- [SHORT PROBLEM]
Give back all the data exactly, line by line.

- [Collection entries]
○ ○ ○ ○ ○ ○ ○

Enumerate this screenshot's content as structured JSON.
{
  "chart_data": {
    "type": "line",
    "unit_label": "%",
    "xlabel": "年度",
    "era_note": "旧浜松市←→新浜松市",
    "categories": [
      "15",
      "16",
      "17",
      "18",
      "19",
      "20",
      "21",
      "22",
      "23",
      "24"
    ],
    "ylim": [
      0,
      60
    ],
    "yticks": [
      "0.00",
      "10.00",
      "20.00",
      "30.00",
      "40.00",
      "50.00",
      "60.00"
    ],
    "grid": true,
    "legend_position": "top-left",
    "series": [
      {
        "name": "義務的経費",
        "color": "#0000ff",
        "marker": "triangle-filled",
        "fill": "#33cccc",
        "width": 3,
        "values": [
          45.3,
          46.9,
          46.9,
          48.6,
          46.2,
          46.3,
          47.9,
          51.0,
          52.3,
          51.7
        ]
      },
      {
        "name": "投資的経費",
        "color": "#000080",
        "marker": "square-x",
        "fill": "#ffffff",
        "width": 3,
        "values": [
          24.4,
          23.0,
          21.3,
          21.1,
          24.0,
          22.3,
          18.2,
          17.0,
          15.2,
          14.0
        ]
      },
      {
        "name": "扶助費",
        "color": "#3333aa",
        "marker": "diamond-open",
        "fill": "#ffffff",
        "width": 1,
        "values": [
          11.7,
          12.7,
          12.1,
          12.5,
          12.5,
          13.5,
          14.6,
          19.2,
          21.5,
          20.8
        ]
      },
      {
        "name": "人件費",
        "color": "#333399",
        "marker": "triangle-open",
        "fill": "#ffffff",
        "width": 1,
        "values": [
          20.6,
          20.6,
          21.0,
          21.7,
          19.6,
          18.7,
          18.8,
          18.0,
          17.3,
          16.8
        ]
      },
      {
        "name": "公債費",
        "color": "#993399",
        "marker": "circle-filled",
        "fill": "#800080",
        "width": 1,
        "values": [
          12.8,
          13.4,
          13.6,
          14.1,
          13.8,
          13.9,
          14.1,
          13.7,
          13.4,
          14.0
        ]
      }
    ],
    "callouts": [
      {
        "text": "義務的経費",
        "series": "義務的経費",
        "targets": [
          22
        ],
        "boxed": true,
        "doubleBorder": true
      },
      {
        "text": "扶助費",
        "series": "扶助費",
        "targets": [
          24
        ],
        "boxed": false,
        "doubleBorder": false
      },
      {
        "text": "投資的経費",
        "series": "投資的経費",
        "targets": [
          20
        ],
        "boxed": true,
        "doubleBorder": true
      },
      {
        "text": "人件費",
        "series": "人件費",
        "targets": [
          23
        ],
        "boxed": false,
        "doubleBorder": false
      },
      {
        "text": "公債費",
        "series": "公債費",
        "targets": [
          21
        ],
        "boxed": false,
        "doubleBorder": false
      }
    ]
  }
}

○ ○ ○ ○ ○ ○ ○

- [RESULT OF THIS TASK]
Enumerate this screenshot's content as structured JSON.
{
  "chart_data": {
    "type": "line",
    "unit_label": "%",
    "xlabel": "年度",
    "era_note": "旧浜松市←→新浜松市",
    "categories": [
      "15",
      "16",
      "17",
      "18",
      "19",
      "20",
      "21",
      "22",
      "23",
      "24"
    ],
    "ylim": [
      0,
      60
    ],
    "yticks": [
      "0.00",
      "10.00",
      "20.00",
      "30.00",
      "40.00",
      "50.00",
      "60.00"
    ],
    "grid": true,
    "legend_position": "top-left",
    "series": [
      {
        "name": "義務的経費",
        "color": "#0000ff",
        "marker": "triangle-filled",
        "fill": "#33cccc",
        "width": 3,
        "values": [
          45.3,
          46.9,
          46.9,
          48.6,
          46.2,
          46.3,
          47.9,
          51.0,
          52.3,
          51.7
        ]
      },
      {
        "name": "投資的経費",
        "color": "#000080",
        "marker": "square-x",
        "fill": "#ffffff",
        "width": 3,
        "values": [
          24.4,
          23.0,
          21.3,
          21.1,
          24.0,
          22.3,
          18.2,
          17.0,
          15.2,
          14.0
        ]
      },
      {
        "name": "扶助費",
        "color": "#3333aa",
        "marker": "diamond-open",
        "fill": "#ffffff",
        "width": 1,
        "values": [
          11.7,
          12.7,
          12.1,
          12.5,
          12.5,
          13.5,
          14.6,
          19.2,
          21.5,
          20.8
        ]
      },
      {
        "name": "人件費",
        "color": "#333399",
        "marker": "triangle-open",
        "fill": "#ffffff",
        "width": 1,
        "values": [
          20.6,
          20.6,
          21.0,
          21.7,
          19.6,
          18.7,
          18.8,
          18.0,
          17.3,
          16.8
        ]
      },
      {
        "name": "公債費",
        "color": "#993399",
        "marker": "circle-filled",
        "fill": "#800080",
        "width": 1,
        "values": [
          12.8,
          13.4,
          13.6,
          14.1,
          13.8,
          13.9,
          14.1,
          13.7,
          13.4,
          14.0
        ]
      }
    ],
    "callouts": [
      {
        "text": "義務的経費",
        "series": "義務的経費",
        "targets": [
          22
        ],
        "boxed": true,
        "doubleBorder": true
      },
      {
        "text": "扶助費",
        "series": "扶助費",
        "targets": [
          24
        ],
        "boxed": false,
        "doubleBorder": false
      },
      {
        "text": "投資的経費",
        "series": "投資的経費",
        "targets": [
          20
        ],
        "boxed": true,
        "doubleBorder": true
      },
      {
        "text": "人件費",
        "series": "人件費",
        "targets": [
          23
        ],
        "boxed": false,
        "doubleBorder": false
      },
      {
        "text": "公債費",
        "series": "公債費",
        "targets": [
          21
        ],
        "boxed": false,
        "doubleBorder": false
      }
    ]
  }
}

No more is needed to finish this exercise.